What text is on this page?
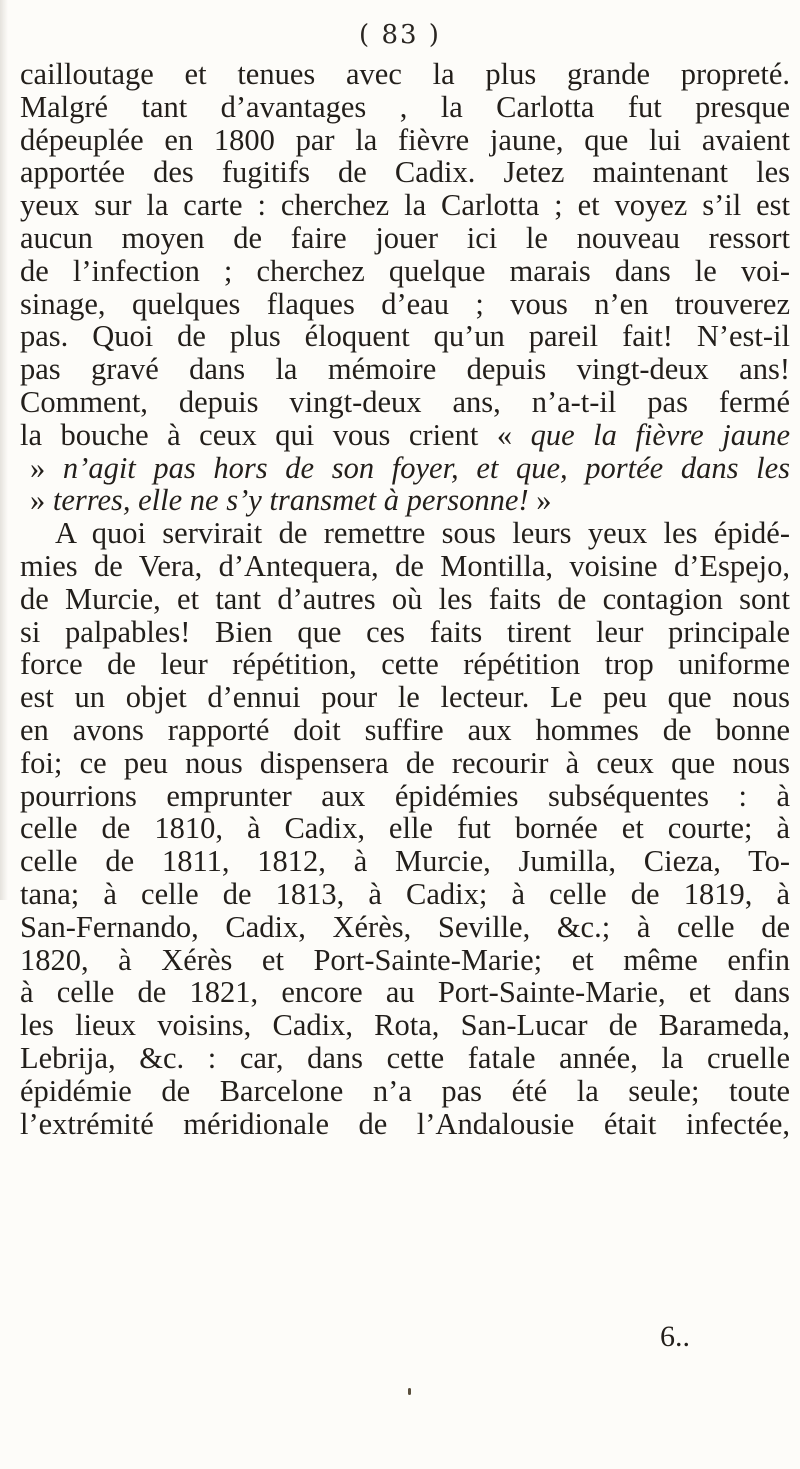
( 83 )
cailloutage et tenues avec la plus grande propreté.
Malgré tant d’avantages , la Carlotta fut presque
dépeuplée en 1800 par la fièvre jaune, que lui avaient
apportée des fugitifs de Cadix. Jetez maintenant les
yeux sur la carte : cherchez la Carlotta ; et voyez s’il est
aucun moyen de faire jouer ici le nouveau ressort
de l’infection ; cherchez quelque marais dans le voi-
sinage, quelques flaques d’eau ; vous n’en trouverez
pas. Quoi de plus éloquent qu’un pareil fait! N’est-il
pas gravé dans la mémoire depuis vingt-deux ans!
Comment, depuis vingt-deux ans, n’a-t-il pas fermé
la bouche à ceux qui vous crient « que la fièvre jaune
» n’agit pas hors de son foyer, et que, portée dans les
» terres, elle ne s’y transmet à personne! »
A quoi servirait de remettre sous leurs yeux les épidé-
mies de Vera, d’Antequera, de Montilla, voisine d’Espejo,
de Murcie, et tant d’autres où les faits de contagion sont
si palpables! Bien que ces faits tirent leur principale
force de leur répétition, cette répétition trop uniforme
est un objet d’ennui pour le lecteur. Le peu que nous
en avons rapporté doit suffire aux hommes de bonne
foi; ce peu nous dispensera de recourir à ceux que nous
pourrions emprunter aux épidémies subséquentes : à
celle de 1810, à Cadix, elle fut bornée et courte; à
celle de 1811, 1812, à Murcie, Jumilla, Cieza, To-
tana; à celle de 1813, à Cadix; à celle de 1819, à
San-Fernando, Cadix, Xérès, Seville, &c.; à celle de
1820, à Xérès et Port-Sainte-Marie; et même enfin
à celle de 1821, encore au Port-Sainte-Marie, et dans
les lieux voisins, Cadix, Rota, San-Lucar de Barameda,
Lebrija, &c. : car, dans cette fatale année, la cruelle
épidémie de Barcelone n’a pas été la seule; toute
l’extrémité méridionale de l’Andalousie était infectée,
6..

> _Written exercise_: Using the records above, retype everything exactly except the pictures.

> _Correct result_:
What text is on this page?
( 83 )
cailloutage et tenues avec la plus grande propreté.
Malgré tant d’avantages , la Carlotta fut presque
dépeuplée en 1800 par la fièvre jaune, que lui avaient
apportée des fugitifs de Cadix. Jetez maintenant les
yeux sur la carte : cherchez la Carlotta ; et voyez s’il est
aucun moyen de faire jouer ici le nouveau ressort
de l’infection ; cherchez quelque marais dans le voi-
sinage, quelques flaques d’eau ; vous n’en trouverez
pas. Quoi de plus éloquent qu’un pareil fait! N’est-il
pas gravé dans la mémoire depuis vingt-deux ans!
Comment, depuis vingt-deux ans, n’a-t-il pas fermé
la bouche à ceux qui vous crient « que la fièvre jaune
» n’agit pas hors de son foyer, et que, portée dans les
» terres, elle ne s’y transmet à personne! »
A quoi servirait de remettre sous leurs yeux les épidé-
mies de Vera, d’Antequera, de Montilla, voisine d’Espejo,
de Murcie, et tant d’autres où les faits de contagion sont
si palpables! Bien que ces faits tirent leur principale
force de leur répétition, cette répétition trop uniforme
est un objet d’ennui pour le lecteur. Le peu que nous
en avons rapporté doit suffire aux hommes de bonne
foi; ce peu nous dispensera de recourir à ceux que nous
pourrions emprunter aux épidémies subséquentes : à
celle de 1810, à Cadix, elle fut bornée et courte; à
celle de 1811, 1812, à Murcie, Jumilla, Cieza, To-
tana; à celle de 1813, à Cadix; à celle de 1819, à
San-Fernando, Cadix, Xérès, Seville, &c.; à celle de
1820, à Xérès et Port-Sainte-Marie; et même enfin
à celle de 1821, encore au Port-Sainte-Marie, et dans
les lieux voisins, Cadix, Rota, San-Lucar de Barameda,
Lebrija, &c. : car, dans cette fatale année, la cruelle
épidémie de Barcelone n’a pas été la seule; toute
l’extrémité méridionale de l’Andalousie était infectée,
6..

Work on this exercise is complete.